Data shown:
.....
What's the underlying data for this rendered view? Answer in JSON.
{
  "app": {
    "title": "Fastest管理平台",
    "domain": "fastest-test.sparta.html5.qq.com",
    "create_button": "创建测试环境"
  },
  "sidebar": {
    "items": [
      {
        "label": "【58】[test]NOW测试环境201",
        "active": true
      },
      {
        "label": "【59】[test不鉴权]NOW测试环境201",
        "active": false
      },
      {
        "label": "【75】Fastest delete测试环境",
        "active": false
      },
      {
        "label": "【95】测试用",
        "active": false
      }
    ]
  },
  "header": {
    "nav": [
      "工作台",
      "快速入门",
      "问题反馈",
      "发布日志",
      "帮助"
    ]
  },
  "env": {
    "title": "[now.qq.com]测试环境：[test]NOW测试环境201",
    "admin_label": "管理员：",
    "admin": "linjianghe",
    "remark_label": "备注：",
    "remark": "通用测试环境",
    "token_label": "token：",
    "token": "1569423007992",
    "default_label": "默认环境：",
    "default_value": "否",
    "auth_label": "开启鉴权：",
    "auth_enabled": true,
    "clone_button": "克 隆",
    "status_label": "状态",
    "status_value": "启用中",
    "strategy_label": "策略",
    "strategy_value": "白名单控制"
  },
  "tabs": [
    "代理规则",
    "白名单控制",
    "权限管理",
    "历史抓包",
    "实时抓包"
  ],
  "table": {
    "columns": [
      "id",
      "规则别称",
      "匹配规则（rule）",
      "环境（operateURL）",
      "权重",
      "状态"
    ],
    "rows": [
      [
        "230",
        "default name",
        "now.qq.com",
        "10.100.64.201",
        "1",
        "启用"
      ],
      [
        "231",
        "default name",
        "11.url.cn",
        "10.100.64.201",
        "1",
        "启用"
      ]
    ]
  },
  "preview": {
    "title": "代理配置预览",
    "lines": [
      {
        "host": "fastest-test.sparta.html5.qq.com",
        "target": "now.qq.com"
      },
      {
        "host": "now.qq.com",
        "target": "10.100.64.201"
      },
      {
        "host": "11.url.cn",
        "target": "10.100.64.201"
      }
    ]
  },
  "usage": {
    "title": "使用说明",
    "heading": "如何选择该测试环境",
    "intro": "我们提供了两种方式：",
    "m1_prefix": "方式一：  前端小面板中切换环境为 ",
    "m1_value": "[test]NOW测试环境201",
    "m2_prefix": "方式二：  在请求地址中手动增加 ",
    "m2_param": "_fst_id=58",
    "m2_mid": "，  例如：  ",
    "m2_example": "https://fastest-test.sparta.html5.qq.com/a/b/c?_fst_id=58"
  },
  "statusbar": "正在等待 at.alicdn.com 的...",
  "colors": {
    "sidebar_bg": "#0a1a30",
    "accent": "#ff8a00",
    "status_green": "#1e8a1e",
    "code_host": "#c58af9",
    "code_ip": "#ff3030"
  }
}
.....
Goal of the exercise: Set down all of the entries exactly, please.

Written response:
What's the underlying data for this rendered view? Answer in JSON.
{
  "app": {
    "title": "Fastest管理平台",
    "domain": "fastest-test.sparta.html5.qq.com",
    "create_button": "创建测试环境"
  },
  "sidebar": {
    "items": [
      {
        "label": "【58】[test]NOW测试环境201",
        "active": true
      },
      {
        "label": "【59】[test不鉴权]NOW测试环境201",
        "active": false
      },
      {
        "label": "【75】Fastest delete测试环境",
        "active": false
      },
      {
        "label": "【95】测试用",
        "active": false
      }
    ]
  },
  "header": {
    "nav": [
      "工作台",
      "快速入门",
      "问题反馈",
      "发布日志",
      "帮助"
    ]
  },
  "env": {
    "title": "[now.qq.com]测试环境：[test]NOW测试环境201",
    "admin_label": "管理员：",
    "admin": "linjianghe",
    "remark_label": "备注：",
    "remark": "通用测试环境",
    "token_label": "token：",
    "token": "1569423007992",
    "default_label": "默认环境：",
    "default_value": "否",
    "auth_label": "开启鉴权：",
    "auth_enabled": true,
    "clone_button": "克 隆",
    "status_label": "状态",
    "status_value": "启用中",
    "strategy_label": "策略",
    "strategy_value": "白名单控制"
  },
  "tabs": [
    "代理规则",
    "白名单控制",
    "权限管理",
    "历史抓包",
    "实时抓包"
  ],
  "table": {
    "columns": [
      "id",
      "规则别称",
      "匹配规则（rule）",
      "环境（operateURL）",
      "权重",
      "状态"
    ],
    "rows": [
      [
        "230",
        "default name",
        "now.qq.com",
        "10.100.64.201",
        "1",
        "启用"
      ],
      [
        "231",
        "default name",
        "11.url.cn",
        "10.100.64.201",
        "1",
        "启用"
      ]
    ]
  },
  "preview": {
    "title": "代理配置预览",
    "lines": [
      {
        "host": "fastest-test.sparta.html5.qq.com",
        "target": "now.qq.com"
      },
      {
        "host": "now.qq.com",
        "target": "10.100.64.201"
      },
      {
        "host": "11.url.cn",
        "target": "10.100.64.201"
      }
    ]
  },
  "usage": {
    "title": "使用说明",
    "heading": "如何选择该测试环境",
    "intro": "我们提供了两种方式：",
    "m1_prefix": "方式一：  前端小面板中切换环境为 ",
    "m1_value": "[test]NOW测试环境201",
    "m2_prefix": "方式二：  在请求地址中手动增加 ",
    "m2_param": "_fst_id=58",
    "m2_mid": "，  例如：  ",
    "m2_example": "https://fastest-test.sparta.html5.qq.com/a/b/c?_fst_id=58"
  },
  "statusbar": "正在等待 at.alicdn.com 的...",
  "colors": {
    "sidebar_bg": "#0a1a30",
    "accent": "#ff8a00",
    "status_green": "#1e8a1e",
    "code_host": "#c58af9",
    "code_ip": "#ff3030"
  }
}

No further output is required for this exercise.